■ Problem to work on
Pull each line holding the word "JSON" from the data.

***** Data for the task *****

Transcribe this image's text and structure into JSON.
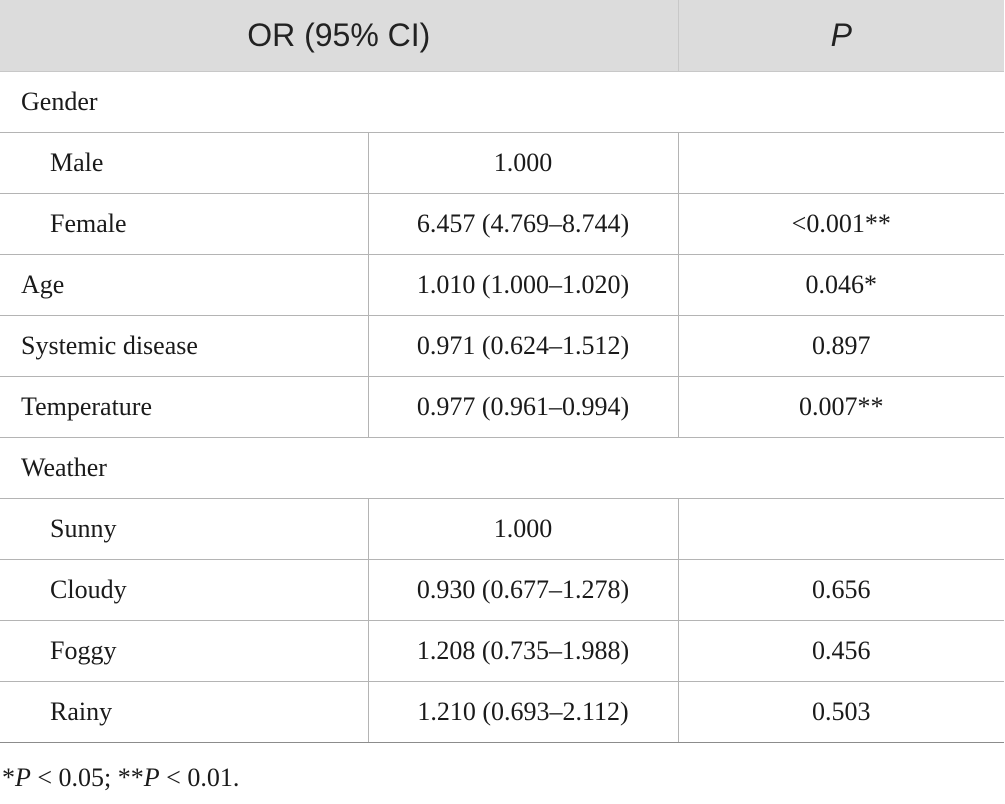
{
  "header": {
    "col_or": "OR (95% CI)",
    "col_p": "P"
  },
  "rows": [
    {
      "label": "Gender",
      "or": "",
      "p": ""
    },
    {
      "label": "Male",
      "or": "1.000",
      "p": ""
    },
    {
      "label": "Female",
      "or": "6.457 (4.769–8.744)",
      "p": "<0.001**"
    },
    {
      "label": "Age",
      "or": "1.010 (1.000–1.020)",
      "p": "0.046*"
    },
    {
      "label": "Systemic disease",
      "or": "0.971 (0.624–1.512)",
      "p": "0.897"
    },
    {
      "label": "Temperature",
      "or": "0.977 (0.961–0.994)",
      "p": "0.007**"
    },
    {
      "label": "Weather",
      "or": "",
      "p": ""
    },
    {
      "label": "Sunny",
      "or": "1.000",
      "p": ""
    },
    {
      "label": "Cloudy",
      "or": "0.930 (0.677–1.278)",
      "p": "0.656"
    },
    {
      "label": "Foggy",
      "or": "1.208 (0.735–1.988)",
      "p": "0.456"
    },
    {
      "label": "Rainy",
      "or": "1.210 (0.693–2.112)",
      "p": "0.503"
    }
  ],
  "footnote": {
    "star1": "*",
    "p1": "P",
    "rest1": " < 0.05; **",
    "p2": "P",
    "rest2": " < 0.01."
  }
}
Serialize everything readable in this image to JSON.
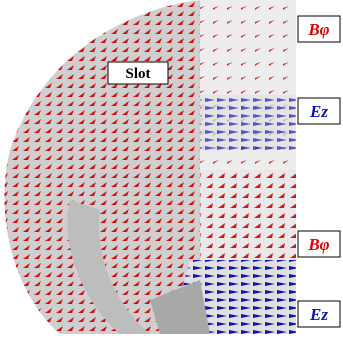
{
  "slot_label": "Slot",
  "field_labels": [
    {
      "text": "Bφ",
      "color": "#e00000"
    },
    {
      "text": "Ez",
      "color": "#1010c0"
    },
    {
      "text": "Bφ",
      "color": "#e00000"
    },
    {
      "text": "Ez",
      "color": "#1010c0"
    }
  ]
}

*****

■ Full response
Transcribe this image's text and structure into JSON.
Serialize everything readable in this image to JSON.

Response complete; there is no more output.